[start RECORDS TO PROCESS]

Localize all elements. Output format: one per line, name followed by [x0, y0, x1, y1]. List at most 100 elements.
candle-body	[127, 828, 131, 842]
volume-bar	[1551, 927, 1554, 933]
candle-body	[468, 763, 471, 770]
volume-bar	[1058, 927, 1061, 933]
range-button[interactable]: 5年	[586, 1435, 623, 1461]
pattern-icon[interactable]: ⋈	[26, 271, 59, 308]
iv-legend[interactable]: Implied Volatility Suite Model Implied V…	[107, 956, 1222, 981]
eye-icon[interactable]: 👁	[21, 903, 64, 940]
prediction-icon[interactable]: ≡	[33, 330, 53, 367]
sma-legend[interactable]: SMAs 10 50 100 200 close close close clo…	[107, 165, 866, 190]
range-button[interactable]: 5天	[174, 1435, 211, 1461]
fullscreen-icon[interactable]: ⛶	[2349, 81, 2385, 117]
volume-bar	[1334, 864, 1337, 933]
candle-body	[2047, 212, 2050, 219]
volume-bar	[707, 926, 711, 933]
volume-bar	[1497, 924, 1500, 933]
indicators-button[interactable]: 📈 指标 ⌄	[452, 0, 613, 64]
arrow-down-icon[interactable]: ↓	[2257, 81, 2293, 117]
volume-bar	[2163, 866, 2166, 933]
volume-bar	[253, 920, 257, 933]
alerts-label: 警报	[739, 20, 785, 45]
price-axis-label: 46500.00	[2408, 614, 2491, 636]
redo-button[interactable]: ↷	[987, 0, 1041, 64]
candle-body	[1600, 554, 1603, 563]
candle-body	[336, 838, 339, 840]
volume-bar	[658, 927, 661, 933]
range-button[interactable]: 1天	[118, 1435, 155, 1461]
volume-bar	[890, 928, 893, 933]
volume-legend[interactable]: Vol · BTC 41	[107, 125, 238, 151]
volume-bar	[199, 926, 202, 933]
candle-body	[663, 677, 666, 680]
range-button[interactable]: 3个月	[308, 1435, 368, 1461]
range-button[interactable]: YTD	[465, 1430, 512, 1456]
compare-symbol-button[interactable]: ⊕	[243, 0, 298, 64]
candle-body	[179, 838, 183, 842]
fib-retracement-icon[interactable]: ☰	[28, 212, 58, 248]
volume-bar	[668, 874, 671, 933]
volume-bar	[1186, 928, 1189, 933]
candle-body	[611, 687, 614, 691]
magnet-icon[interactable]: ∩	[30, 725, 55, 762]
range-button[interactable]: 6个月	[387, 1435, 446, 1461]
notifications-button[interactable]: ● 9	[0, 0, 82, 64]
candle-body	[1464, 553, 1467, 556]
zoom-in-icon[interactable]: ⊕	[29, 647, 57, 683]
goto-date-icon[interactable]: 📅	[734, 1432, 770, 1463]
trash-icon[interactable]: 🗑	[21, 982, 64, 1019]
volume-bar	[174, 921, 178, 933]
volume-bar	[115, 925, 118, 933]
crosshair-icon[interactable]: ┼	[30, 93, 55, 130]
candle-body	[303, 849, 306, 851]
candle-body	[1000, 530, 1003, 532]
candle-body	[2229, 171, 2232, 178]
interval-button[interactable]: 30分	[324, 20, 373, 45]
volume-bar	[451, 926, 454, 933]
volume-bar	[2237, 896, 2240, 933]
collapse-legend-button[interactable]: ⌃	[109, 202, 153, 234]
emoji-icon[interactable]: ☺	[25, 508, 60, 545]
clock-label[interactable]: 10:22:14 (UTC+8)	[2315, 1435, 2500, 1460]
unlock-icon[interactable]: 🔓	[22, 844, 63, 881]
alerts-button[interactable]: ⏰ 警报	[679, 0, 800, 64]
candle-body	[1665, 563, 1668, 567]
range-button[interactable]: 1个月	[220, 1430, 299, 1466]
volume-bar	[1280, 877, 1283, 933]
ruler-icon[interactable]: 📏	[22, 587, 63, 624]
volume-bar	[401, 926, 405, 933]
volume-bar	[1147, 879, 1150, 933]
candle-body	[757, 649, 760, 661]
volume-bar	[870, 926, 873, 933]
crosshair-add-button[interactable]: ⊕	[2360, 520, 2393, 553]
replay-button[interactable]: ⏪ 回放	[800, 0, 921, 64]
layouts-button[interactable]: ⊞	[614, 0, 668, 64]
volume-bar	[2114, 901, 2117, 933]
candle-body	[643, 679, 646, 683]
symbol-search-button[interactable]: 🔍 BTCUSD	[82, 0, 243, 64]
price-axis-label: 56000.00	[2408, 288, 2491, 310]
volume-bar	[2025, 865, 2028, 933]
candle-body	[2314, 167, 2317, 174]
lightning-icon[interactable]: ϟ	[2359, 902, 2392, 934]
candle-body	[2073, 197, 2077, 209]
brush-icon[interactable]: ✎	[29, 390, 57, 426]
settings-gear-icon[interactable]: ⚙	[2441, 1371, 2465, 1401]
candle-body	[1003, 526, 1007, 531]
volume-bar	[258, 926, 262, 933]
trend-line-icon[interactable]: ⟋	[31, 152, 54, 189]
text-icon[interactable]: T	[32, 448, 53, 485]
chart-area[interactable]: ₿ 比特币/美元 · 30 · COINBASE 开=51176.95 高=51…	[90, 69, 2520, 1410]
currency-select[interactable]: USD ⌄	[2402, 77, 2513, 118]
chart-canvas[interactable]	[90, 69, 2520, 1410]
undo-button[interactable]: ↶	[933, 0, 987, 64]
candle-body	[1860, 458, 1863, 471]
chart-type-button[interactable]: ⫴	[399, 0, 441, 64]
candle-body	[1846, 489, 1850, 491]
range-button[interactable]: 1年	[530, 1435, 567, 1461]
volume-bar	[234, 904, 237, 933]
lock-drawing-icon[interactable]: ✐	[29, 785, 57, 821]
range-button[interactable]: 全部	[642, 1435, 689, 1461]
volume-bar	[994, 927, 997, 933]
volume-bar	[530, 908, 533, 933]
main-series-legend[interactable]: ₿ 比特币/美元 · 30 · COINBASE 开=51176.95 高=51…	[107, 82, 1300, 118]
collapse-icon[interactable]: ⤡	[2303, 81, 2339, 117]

[end RECORDS TO PROCESS]

**THE EXERCISE:**
How many lines in the items above contain the string "chart"? Case matters, so count only exact matches and reply with the number alone.

**EXERCISE RESULT:**
3